/---

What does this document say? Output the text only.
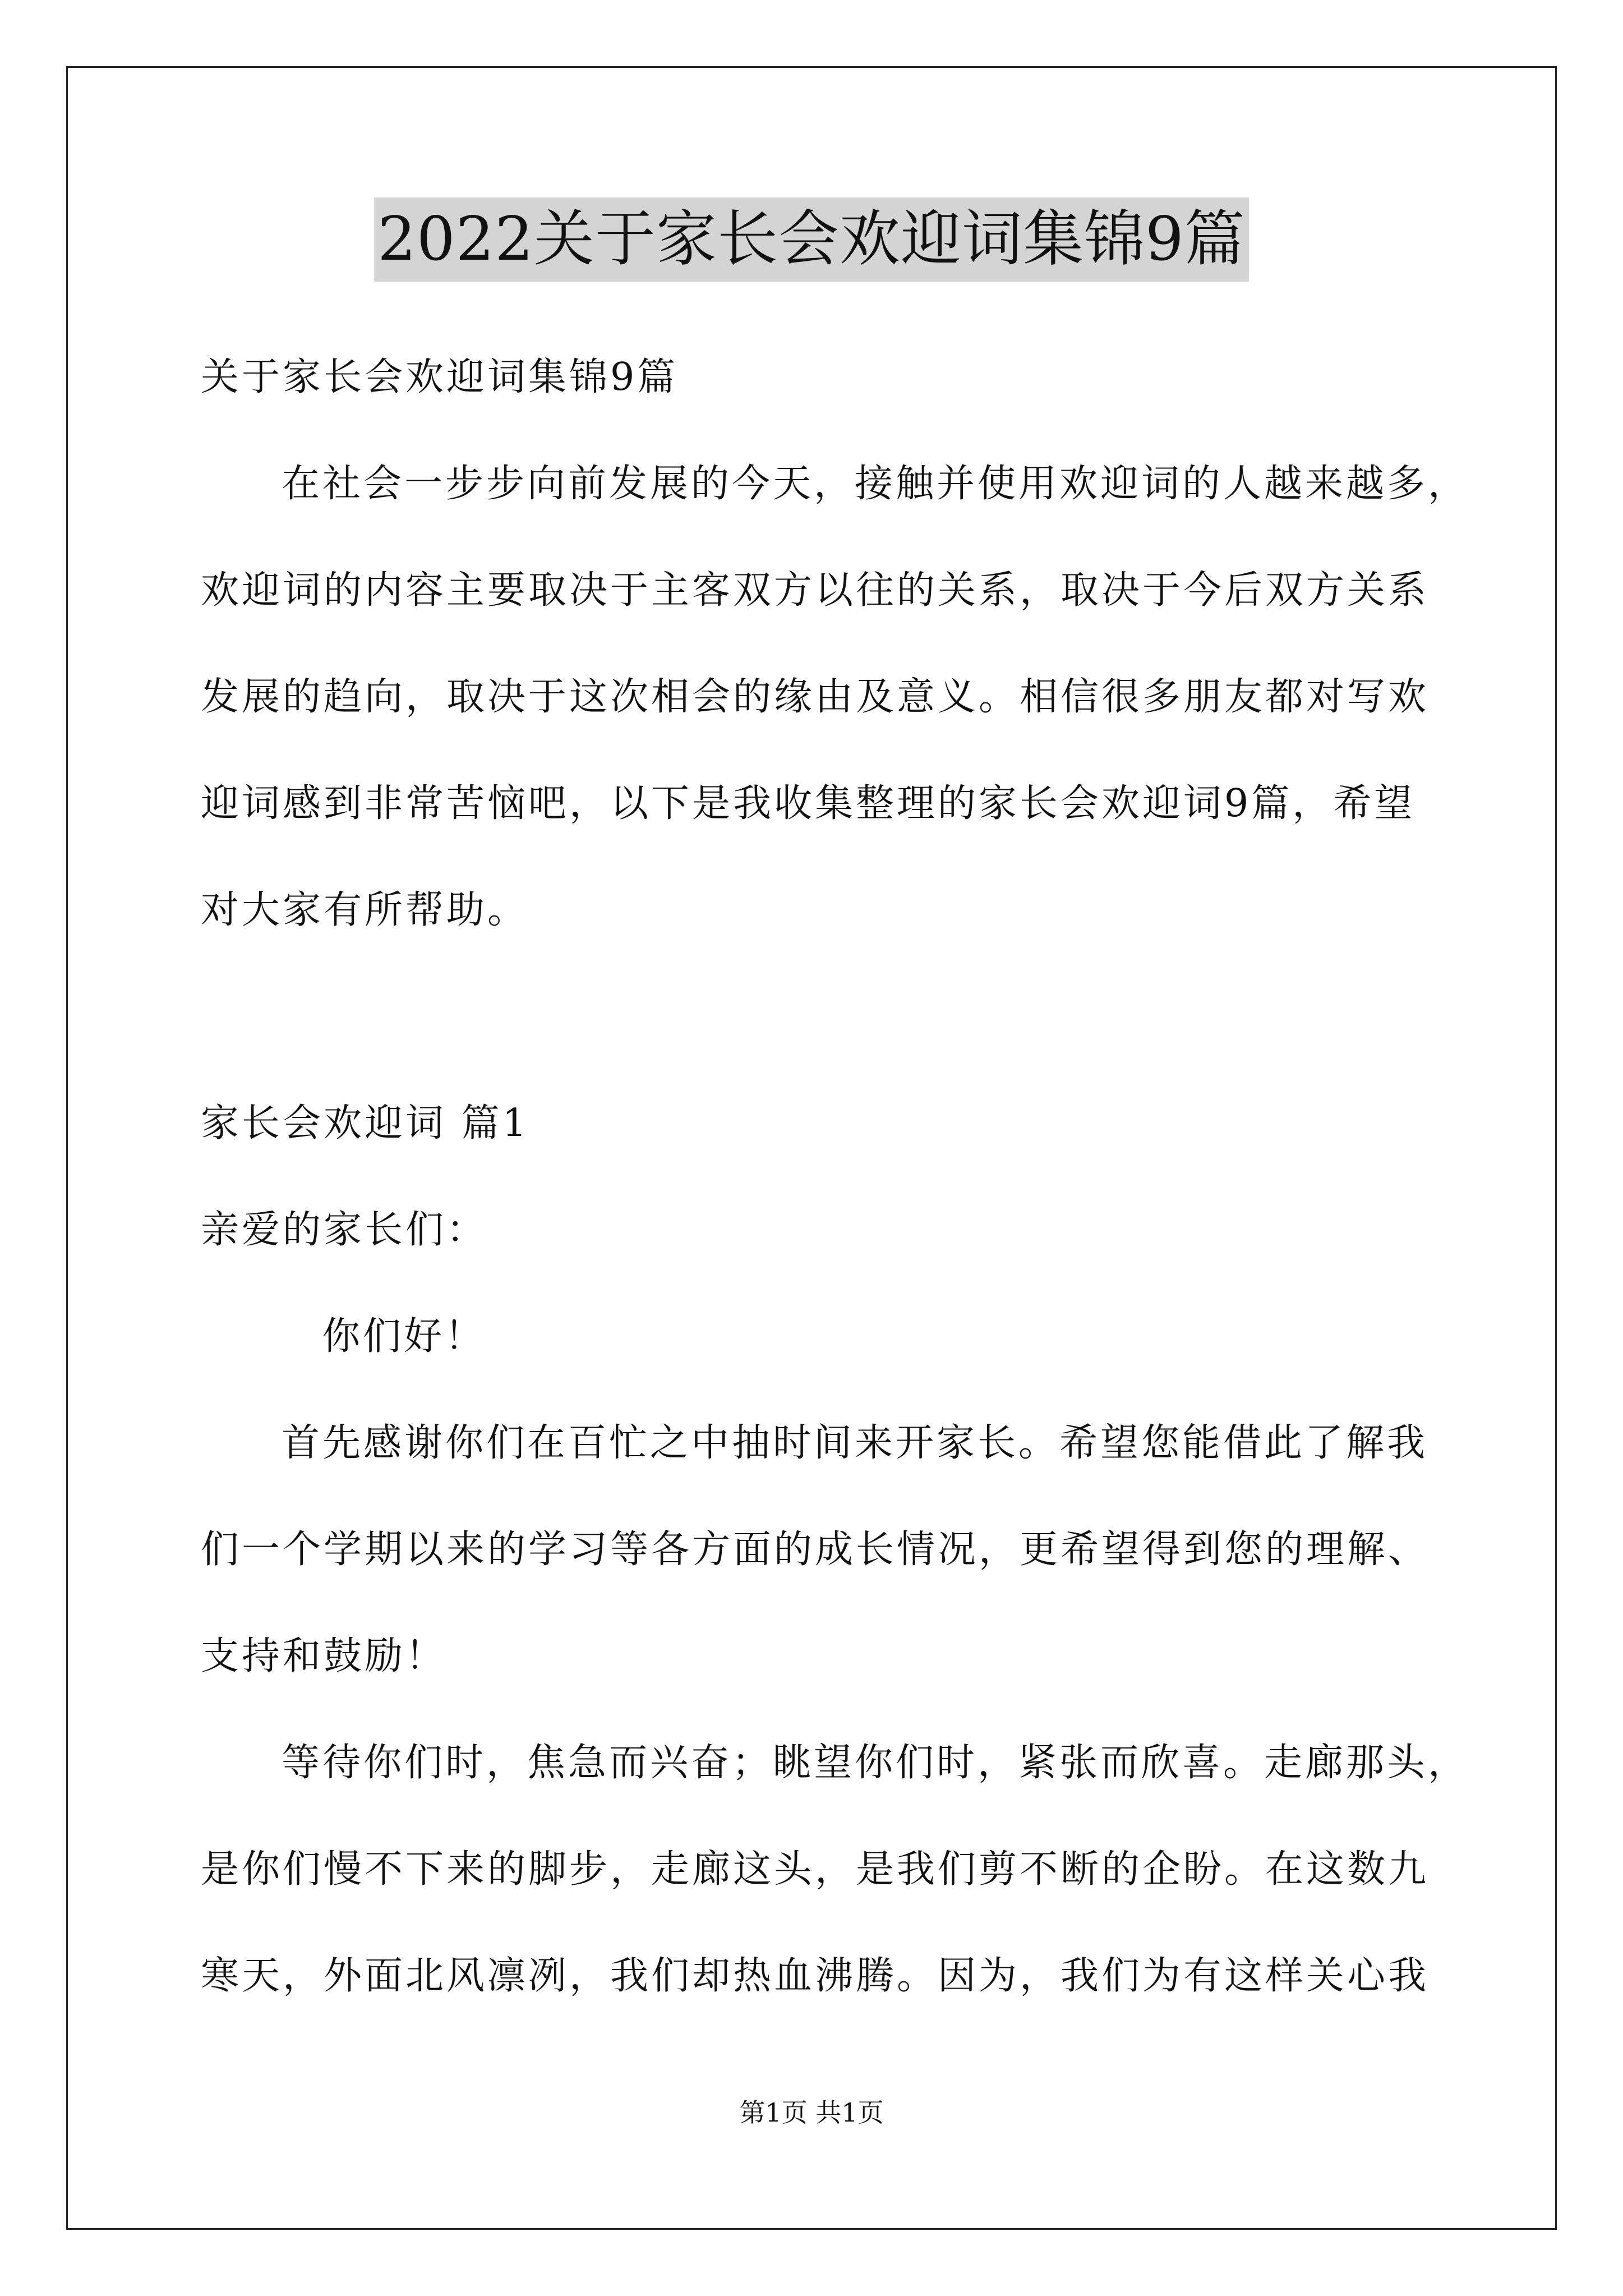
2022关于家长会欢迎词集锦9篇
关于家长会欢迎词集锦9篇
在社会一步步向前发展的今天，接触并使用欢迎词的人越来越多，
欢迎词的内容主要取决于主客双方以往的关系，取决于今后双方关系
发展的趋向，取决于这次相会的缘由及意义。相信很多朋友都对写欢
迎词感到非常苦恼吧，以下是我收集整理的家长会欢迎词9篇，希望
对大家有所帮助。
家长会欢迎词 篇1
亲爱的家长们：
你们好！
首先感谢你们在百忙之中抽时间来开家长。希望您能借此了解我
们一个学期以来的学习等各方面的成长情况，更希望得到您的理解、
支持和鼓励！
等待你们时，焦急而兴奋；眺望你们时，紧张而欣喜。走廊那头，
是你们慢不下来的脚步，走廊这头，是我们剪不断的企盼。在这数九
寒天，外面北风凛冽，我们却热血沸腾。因为，我们为有这样关心我
第1页 共1页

\---

Repeat verbatim all the material, but not the pictures.

◆ Task output:
What does this document say? Output the text only.
2022关于家长会欢迎词集锦9篇
关于家长会欢迎词集锦9篇
在社会一步步向前发展的今天，接触并使用欢迎词的人越来越多，
欢迎词的内容主要取决于主客双方以往的关系，取决于今后双方关系
发展的趋向，取决于这次相会的缘由及意义。相信很多朋友都对写欢
迎词感到非常苦恼吧，以下是我收集整理的家长会欢迎词9篇，希望
对大家有所帮助。
家长会欢迎词 篇1
亲爱的家长们：
你们好！
首先感谢你们在百忙之中抽时间来开家长。希望您能借此了解我
们一个学期以来的学习等各方面的成长情况，更希望得到您的理解、
支持和鼓励！
等待你们时，焦急而兴奋；眺望你们时，紧张而欣喜。走廊那头，
是你们慢不下来的脚步，走廊这头，是我们剪不断的企盼。在这数九
寒天，外面北风凛冽，我们却热血沸腾。因为，我们为有这样关心我
第1页 共1页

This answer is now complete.